Copy all of the lines below exactly, and leave the pictures out of your answer.

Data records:
------------------------------

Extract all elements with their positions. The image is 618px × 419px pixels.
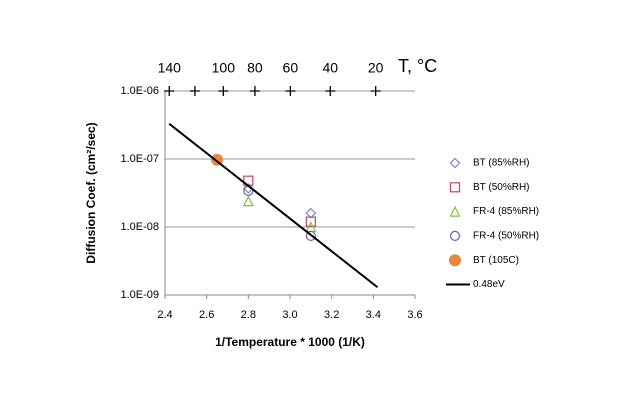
y-tick-label: 1.0E-09 [120, 289, 159, 301]
x-tick-label: 3.6 [407, 309, 422, 321]
y-tick-label: 1.0E-07 [120, 153, 159, 165]
legend-label: BT (50%RH) [473, 182, 530, 193]
x2-tick-mark [370, 86, 381, 96]
x2-tick-mark [249, 86, 260, 96]
y-tick-label: 1.0E-06 [120, 85, 159, 97]
legend-label: FR-4 (85%RH) [473, 206, 539, 217]
y-tick-label: 1.0E-08 [120, 221, 159, 233]
x-tick-label: 3.4 [366, 309, 381, 321]
x2-tick-label: 20 [368, 60, 384, 76]
x-tick-label: 2.6 [199, 309, 214, 321]
legend-label: BT (85%RH) [473, 158, 530, 169]
marker-diamond [449, 157, 461, 169]
x2-tick-label: 40 [322, 60, 338, 76]
x2-axis-label: T, °C [398, 56, 437, 76]
x2-tick-label: 100 [212, 60, 236, 76]
marker-triangle [242, 195, 254, 207]
x-axis-label: 1/Temperature * 1000 (1/K) [215, 335, 365, 349]
legend-label: BT (105C) [473, 255, 519, 266]
marker-circle [449, 230, 461, 241]
x-tick-label: 3.2 [324, 309, 339, 321]
marker-circle [305, 230, 316, 241]
x2-tick-label: 80 [247, 60, 263, 76]
x2-tick-mark [218, 86, 229, 96]
legend-label: 0.48eV [473, 279, 505, 290]
x2-tick-label: 140 [158, 60, 182, 76]
x2-tick-mark [325, 86, 336, 96]
marker-square [449, 182, 461, 193]
legend-label: FR-4 (50%RH) [473, 231, 539, 242]
marker-diamond [305, 207, 317, 219]
marker-square [305, 216, 316, 227]
x2-tick-mark [285, 86, 296, 96]
marker-triangle [449, 205, 461, 217]
x2-tick-mark [189, 86, 200, 96]
marker-filled-circle [449, 254, 461, 267]
x2-tick-mark [164, 86, 175, 96]
x2-tick-label: 60 [283, 60, 299, 76]
fit-line [168, 122, 379, 289]
x-tick-label: 2.4 [157, 309, 172, 321]
x-tick-label: 2.8 [241, 309, 256, 321]
y-axis-label: Diffusion Coef. (cm²/sec) [84, 122, 98, 263]
x-tick-label: 3.0 [282, 309, 297, 321]
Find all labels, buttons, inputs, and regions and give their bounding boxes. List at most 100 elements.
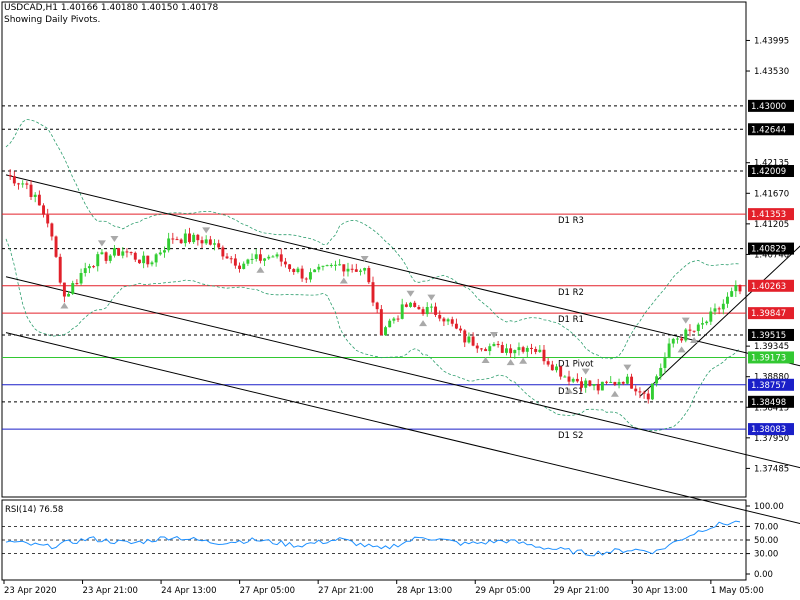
candle-body (530, 347, 533, 349)
candle (96, 251, 100, 272)
candle (92, 265, 96, 269)
candle-body (384, 327, 387, 336)
candle (459, 325, 463, 333)
level-tag-bg (748, 123, 794, 136)
time-tick-label: 27 Apr 21:00 (318, 586, 373, 596)
candle-body (208, 239, 212, 245)
candle-body (296, 268, 300, 273)
pivot-tag-value: 1.39173 (751, 353, 786, 363)
main-plot-frame (1, 1, 747, 498)
candle-body (50, 223, 54, 237)
candle (646, 389, 650, 404)
pivot-tag: 1.38757 (748, 378, 794, 391)
candle-body (75, 283, 79, 285)
candle-body (158, 252, 162, 255)
candle (242, 261, 246, 270)
candle (154, 252, 158, 267)
time-tick-label: 28 Apr 13:00 (397, 586, 452, 596)
candle (496, 341, 500, 348)
candle-body (421, 309, 425, 315)
candle-body (630, 376, 634, 389)
level-tag-value: 1.42009 (751, 167, 786, 177)
candle (279, 248, 283, 267)
candle (342, 264, 346, 277)
candle-body (46, 214, 50, 224)
pivot-tag: 1.39173 (748, 351, 794, 364)
candle-body (659, 367, 663, 377)
candle (738, 284, 742, 295)
candle-body (613, 381, 617, 385)
level-tag-bg (748, 395, 794, 408)
fractal-down-marker (610, 390, 619, 397)
candle (363, 267, 367, 275)
candle (688, 324, 692, 337)
candle-body (634, 388, 638, 392)
level-tag-value: 1.38498 (751, 398, 786, 408)
candles (8, 169, 742, 404)
candle-body (429, 306, 433, 308)
candle-body (525, 347, 529, 352)
candle (112, 245, 116, 258)
candle-body (542, 349, 546, 362)
candle (62, 282, 66, 303)
candle (204, 235, 208, 245)
candle-body (8, 175, 12, 177)
candle (454, 318, 458, 330)
fractal-down-marker (677, 346, 686, 353)
candle-body (413, 302, 417, 307)
candle-body (717, 308, 721, 310)
candle-body (250, 258, 254, 260)
candle-body (442, 318, 446, 322)
candle-body (488, 346, 492, 352)
candle-body (454, 323, 458, 329)
time-tick-label: 29 Apr 05:00 (475, 586, 530, 596)
candle (434, 302, 438, 318)
channel-middle-line (5, 276, 800, 469)
time-axis: 23 Apr 2020 23 Apr 21:00 24 Apr 13:00 27 Ap… (3, 580, 764, 596)
candle (538, 345, 542, 353)
candle-body (596, 384, 600, 391)
time-tick-label: 27 Apr 05:00 (240, 586, 295, 596)
candle-body (463, 330, 467, 343)
candle-body (175, 239, 179, 241)
pivot-tag-value: 1.38757 (751, 381, 786, 391)
candle-body (300, 268, 304, 279)
level-tag: 1.38498 (748, 395, 794, 408)
candle-body (117, 248, 121, 256)
candle-body (534, 348, 538, 352)
candle (550, 360, 554, 371)
candle (158, 249, 162, 256)
candle-body (471, 336, 475, 346)
candle-body (304, 278, 308, 280)
candle-body (417, 306, 421, 310)
pivot-tag-value: 1.40263 (751, 282, 786, 292)
candle (325, 264, 329, 267)
pivot-tag-bg (748, 351, 794, 364)
price-tick-label: 1.41670 (754, 189, 789, 199)
candle-body (484, 349, 488, 352)
candle-body (592, 384, 596, 386)
candle-body (29, 184, 33, 197)
candle (346, 262, 350, 277)
candle (146, 255, 150, 268)
candle-body (33, 194, 37, 197)
candle-body (58, 256, 62, 283)
candle (675, 336, 679, 344)
candle (296, 266, 300, 274)
candle-body (96, 254, 100, 267)
candle-body (696, 324, 700, 332)
candle (304, 277, 308, 283)
candle-body (329, 264, 333, 266)
candle-body (675, 338, 679, 340)
fractal-up-marker (202, 227, 211, 234)
level-tag: 1.43000 (748, 99, 794, 112)
price-tick-label: 1.37485 (754, 464, 789, 474)
candle (396, 315, 400, 323)
candle (680, 336, 684, 343)
time-tick-label: 29 Apr 21:00 (554, 586, 609, 596)
candle (121, 247, 125, 259)
candle (642, 390, 646, 399)
fractal-up-marker (681, 317, 690, 324)
candle (308, 268, 312, 283)
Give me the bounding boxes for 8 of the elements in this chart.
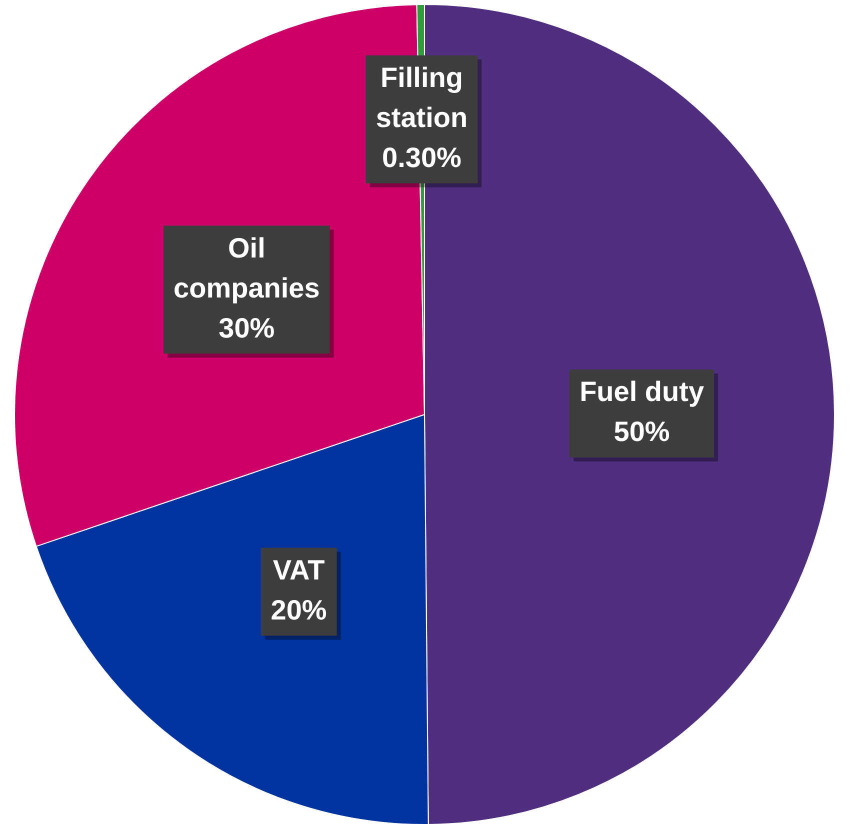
slice-label: Filling station bbox=[376, 62, 468, 134]
slice-label: VAT bbox=[272, 554, 325, 586]
slice-label: Oil companies bbox=[174, 232, 320, 304]
data-label: 30% bbox=[218, 312, 275, 344]
data-label: 50% bbox=[614, 416, 670, 448]
data-label: 20% bbox=[270, 594, 327, 626]
slice-label: Fuel duty bbox=[580, 376, 704, 408]
data-label: 0.30% bbox=[382, 142, 462, 174]
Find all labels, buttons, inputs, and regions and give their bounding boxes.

------------------------------

Solution to the problem.
Extract all elements with their positions. The image is 618px × 419px pixels.
y-tick-label: 1.0E-09 [120, 289, 159, 301]
x-tick-label: 3.6 [407, 309, 422, 321]
y-tick-label: 1.0E-07 [120, 153, 159, 165]
legend-label: BT (50%RH) [473, 182, 530, 193]
x2-tick-mark [370, 86, 381, 96]
x2-tick-mark [249, 86, 260, 96]
y-tick-label: 1.0E-06 [120, 85, 159, 97]
legend-label: FR-4 (85%RH) [473, 206, 539, 217]
y-tick-label: 1.0E-08 [120, 221, 159, 233]
x-tick-label: 3.4 [366, 309, 381, 321]
x2-tick-label: 20 [368, 60, 384, 76]
x-tick-label: 2.6 [199, 309, 214, 321]
legend-label: BT (85%RH) [473, 158, 530, 169]
marker-diamond [449, 157, 461, 169]
x2-tick-label: 40 [322, 60, 338, 76]
x2-axis-label: T, °C [398, 56, 437, 76]
x2-tick-label: 100 [212, 60, 236, 76]
marker-triangle [242, 195, 254, 207]
x-axis-label: 1/Temperature * 1000 (1/K) [215, 335, 365, 349]
legend-label: BT (105C) [473, 255, 519, 266]
marker-circle [449, 230, 461, 241]
x-tick-label: 3.2 [324, 309, 339, 321]
marker-circle [305, 230, 316, 241]
x2-tick-label: 80 [247, 60, 263, 76]
x2-tick-mark [218, 86, 229, 96]
legend-label: 0.48eV [473, 279, 505, 290]
x2-tick-label: 140 [158, 60, 182, 76]
x2-tick-mark [325, 86, 336, 96]
marker-square [449, 182, 461, 193]
legend-label: FR-4 (50%RH) [473, 231, 539, 242]
marker-diamond [305, 207, 317, 219]
marker-square [305, 216, 316, 227]
x2-tick-mark [285, 86, 296, 96]
marker-triangle [449, 205, 461, 217]
x2-tick-mark [189, 86, 200, 96]
marker-filled-circle [449, 254, 461, 267]
x2-tick-mark [164, 86, 175, 96]
x2-tick-label: 60 [283, 60, 299, 76]
fit-line [168, 122, 379, 289]
x-tick-label: 2.4 [157, 309, 172, 321]
x-tick-label: 2.8 [241, 309, 256, 321]
y-axis-label: Diffusion Coef. (cm²/sec) [84, 122, 98, 263]
x-tick-label: 3.0 [282, 309, 297, 321]
Find all labels, buttons, inputs, and regions and give their bounding boxes. List at most 100 elements.
candle-body (530, 347, 533, 349)
candle (96, 251, 100, 272)
candle (92, 265, 96, 269)
candle-body (384, 327, 387, 336)
candle (459, 325, 463, 333)
level-tag-bg (748, 123, 794, 136)
time-tick-label: 27 Apr 21:00 (318, 586, 373, 596)
candle-body (208, 239, 212, 245)
candle-body (296, 268, 300, 273)
pivot-tag-value: 1.39173 (751, 353, 786, 363)
main-plot-frame (1, 1, 747, 498)
candle-body (50, 223, 54, 237)
candle (646, 389, 650, 404)
pivot-tag: 1.38757 (748, 378, 794, 391)
candle-body (75, 283, 79, 285)
candle-body (158, 252, 162, 255)
candle (242, 261, 246, 270)
candle (154, 252, 158, 267)
time-tick-label: 28 Apr 13:00 (397, 586, 452, 596)
candle (496, 341, 500, 348)
candle-body (421, 309, 425, 315)
candle-body (630, 376, 634, 389)
level-tag-value: 1.42009 (751, 167, 786, 177)
candle (279, 248, 283, 267)
candle (342, 264, 346, 277)
candle-body (46, 214, 50, 224)
pivot-tag: 1.39173 (748, 351, 794, 364)
candle-body (659, 367, 663, 377)
candle (738, 284, 742, 295)
candle-body (613, 381, 617, 385)
level-tag-bg (748, 395, 794, 408)
fractal-down-marker (610, 390, 619, 397)
candle (363, 267, 367, 275)
candle (688, 324, 692, 337)
candle-body (634, 388, 638, 392)
level-tag-value: 1.38498 (751, 398, 786, 408)
candles (8, 169, 742, 404)
candle-body (429, 306, 433, 308)
candle-body (525, 347, 529, 352)
candle (112, 245, 116, 258)
candle-body (542, 349, 546, 362)
candle (62, 282, 66, 303)
candle (204, 235, 208, 245)
candle-body (8, 175, 12, 177)
candle (454, 318, 458, 330)
fractal-down-marker (677, 346, 686, 353)
candle-body (413, 302, 417, 307)
candle-body (717, 308, 721, 310)
candle-body (250, 258, 254, 260)
candle-body (442, 318, 446, 322)
candle-body (488, 346, 492, 352)
candle-body (454, 323, 458, 329)
time-tick-label: 29 Apr 05:00 (475, 586, 530, 596)
candle (434, 302, 438, 318)
channel-middle-line (5, 276, 800, 469)
time-axis: 23 Apr 2020 23 Apr 21:00 24 Apr 13:00 27 Ap… (3, 580, 764, 596)
candle (538, 345, 542, 353)
candle-body (596, 384, 600, 391)
time-tick-label: 27 Apr 05:00 (240, 586, 295, 596)
candle-body (463, 330, 467, 343)
candle-body (175, 239, 179, 241)
pivot-tag-value: 1.38757 (751, 381, 786, 391)
candle-body (300, 268, 304, 279)
level-tag: 1.38498 (748, 395, 794, 408)
candle-body (117, 248, 121, 256)
candle-body (534, 348, 538, 352)
candle (550, 360, 554, 371)
candle (158, 249, 162, 256)
candle-body (471, 336, 475, 346)
candle-body (304, 278, 308, 280)
candle-body (417, 306, 421, 310)
pivot-tag-value: 1.40263 (751, 282, 786, 292)
candle (325, 264, 329, 267)
pivot-tag-bg (748, 351, 794, 364)
price-tick-label: 1.41670 (754, 189, 789, 199)
candle-body (484, 349, 488, 352)
candle-body (592, 384, 596, 386)
candle-body (29, 184, 33, 197)
candle (346, 262, 350, 277)
candle (146, 255, 150, 268)
candle-body (33, 194, 37, 197)
candle-body (58, 256, 62, 283)
candle (675, 336, 679, 344)
candle (296, 266, 300, 274)
candle-body (96, 254, 100, 267)
candle-body (696, 324, 700, 332)
candle (304, 277, 308, 283)
candle-body (329, 264, 333, 266)
candle-body (675, 338, 679, 340)
fractal-up-marker (202, 227, 211, 234)
level-tag: 1.43000 (748, 99, 794, 112)
price-tick-label: 1.37485 (754, 464, 789, 474)
candle (396, 315, 400, 323)
candle (680, 336, 684, 343)
time-tick-label: 29 Apr 21:00 (554, 586, 609, 596)
candle (121, 247, 125, 259)
candle (642, 390, 646, 399)
fractal-up-marker (681, 317, 690, 324)
candle (308, 268, 312, 283)
Give me the bounding boxes for 8 of the elements in this chart.
slice-label: Filling station bbox=[376, 62, 468, 134]
slice-label: VAT bbox=[272, 554, 325, 586]
slice-label: Oil companies bbox=[174, 232, 320, 304]
data-label: 30% bbox=[218, 312, 275, 344]
data-label: 50% bbox=[614, 416, 670, 448]
data-label: 20% bbox=[270, 594, 327, 626]
slice-label: Fuel duty bbox=[580, 376, 704, 408]
data-label: 0.30% bbox=[382, 142, 462, 174]
Find all labels, buttons, inputs, and regions and give their bounding boxes.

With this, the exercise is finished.